TASK INSTRUCTIONS — Could you repeat the records below exactly, leaving the pictures out?
┌──
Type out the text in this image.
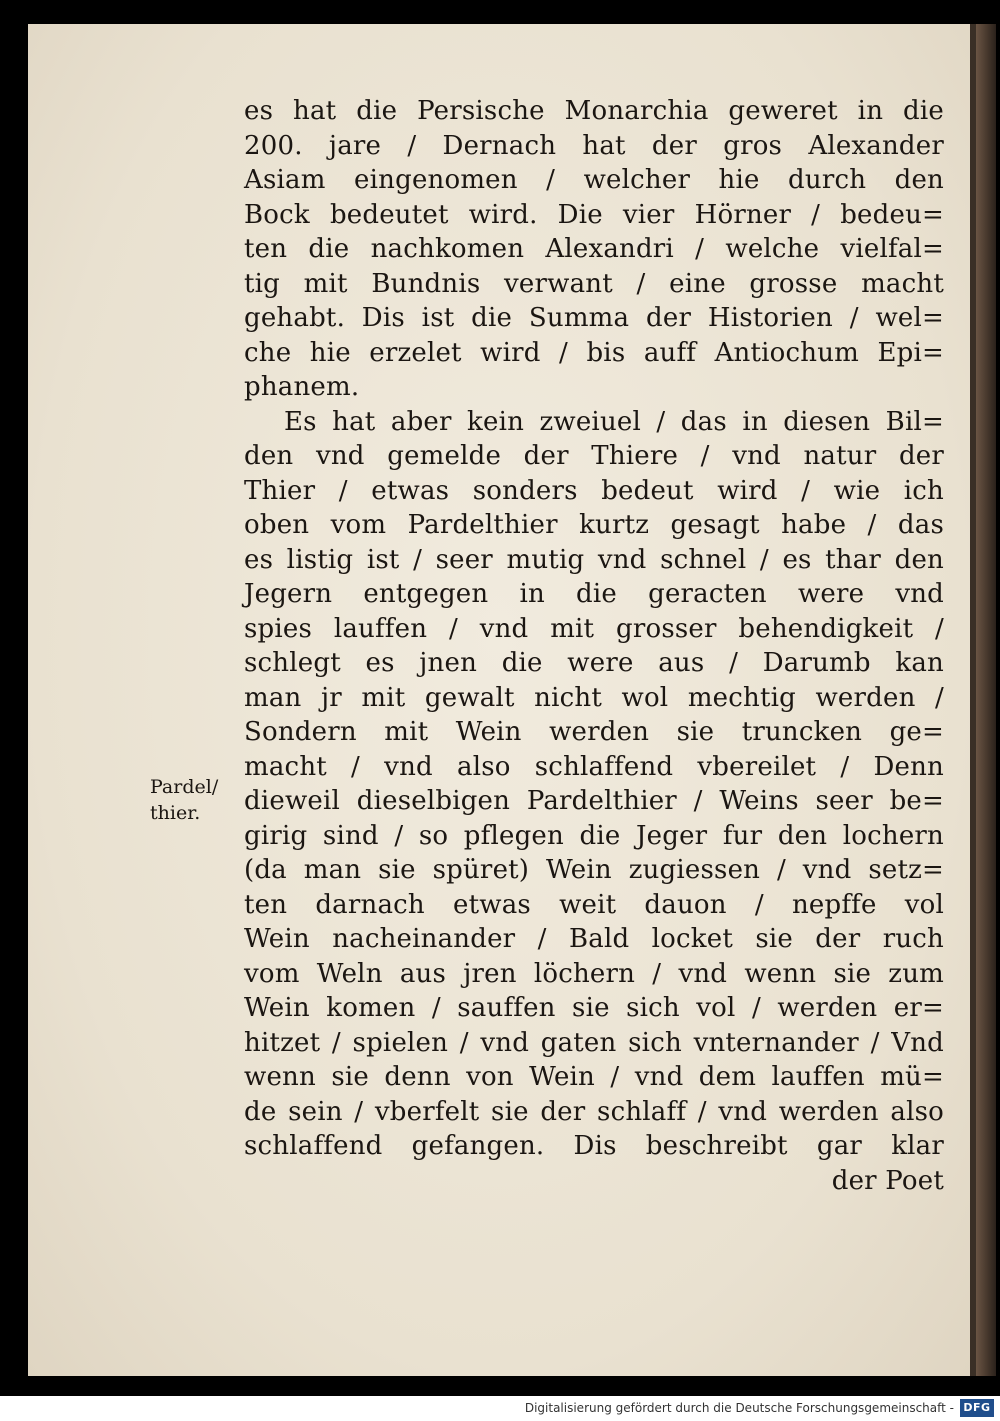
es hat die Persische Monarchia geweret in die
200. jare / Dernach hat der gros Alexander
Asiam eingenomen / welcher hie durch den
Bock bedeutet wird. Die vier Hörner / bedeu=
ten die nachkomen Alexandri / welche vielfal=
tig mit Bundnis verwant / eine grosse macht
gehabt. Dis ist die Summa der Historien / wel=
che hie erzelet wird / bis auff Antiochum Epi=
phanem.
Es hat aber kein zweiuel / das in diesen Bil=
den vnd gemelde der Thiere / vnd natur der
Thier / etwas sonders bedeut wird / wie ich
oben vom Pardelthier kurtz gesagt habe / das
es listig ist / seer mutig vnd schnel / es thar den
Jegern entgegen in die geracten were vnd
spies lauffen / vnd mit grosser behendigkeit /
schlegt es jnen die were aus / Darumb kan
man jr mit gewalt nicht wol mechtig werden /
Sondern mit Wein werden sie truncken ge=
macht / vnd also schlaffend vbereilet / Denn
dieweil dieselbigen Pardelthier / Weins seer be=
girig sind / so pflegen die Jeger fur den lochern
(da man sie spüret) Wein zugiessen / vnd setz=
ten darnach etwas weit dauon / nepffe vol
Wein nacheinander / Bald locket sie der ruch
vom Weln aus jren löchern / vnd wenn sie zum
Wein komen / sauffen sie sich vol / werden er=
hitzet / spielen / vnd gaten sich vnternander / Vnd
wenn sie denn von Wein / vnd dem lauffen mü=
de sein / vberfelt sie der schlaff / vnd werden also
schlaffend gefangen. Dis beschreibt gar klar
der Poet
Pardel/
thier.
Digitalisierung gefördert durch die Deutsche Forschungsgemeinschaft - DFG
└──
TASK RESPONSE —
Type out the text in this image.
es hat die Persische Monarchia geweret in die
200. jare / Dernach hat der gros Alexander
Asiam eingenomen / welcher hie durch den
Bock bedeutet wird. Die vier Hörner / bedeu=
ten die nachkomen Alexandri / welche vielfal=
tig mit Bundnis verwant / eine grosse macht
gehabt. Dis ist die Summa der Historien / wel=
che hie erzelet wird / bis auff Antiochum Epi=
phanem.
Es hat aber kein zweiuel / das in diesen Bil=
den vnd gemelde der Thiere / vnd natur der
Thier / etwas sonders bedeut wird / wie ich
oben vom Pardelthier kurtz gesagt habe / das
es listig ist / seer mutig vnd schnel / es thar den
Jegern entgegen in die geracten were vnd
spies lauffen / vnd mit grosser behendigkeit /
schlegt es jnen die were aus / Darumb kan
man jr mit gewalt nicht wol mechtig werden /
Sondern mit Wein werden sie truncken ge=
macht / vnd also schlaffend vbereilet / Denn
dieweil dieselbigen Pardelthier / Weins seer be=
girig sind / so pflegen die Jeger fur den lochern
(da man sie spüret) Wein zugiessen / vnd setz=
ten darnach etwas weit dauon / nepffe vol
Wein nacheinander / Bald locket sie der ruch
vom Weln aus jren löchern / vnd wenn sie zum
Wein komen / sauffen sie sich vol / werden er=
hitzet / spielen / vnd gaten sich vnternander / Vnd
wenn sie denn von Wein / vnd dem lauffen mü=
de sein / vberfelt sie der schlaff / vnd werden also
schlaffend gefangen. Dis beschreibt gar klar
der Poet
Pardel/
thier.
Digitalisierung gefördert durch die Deutsche Forschungsgemeinschaft - DFG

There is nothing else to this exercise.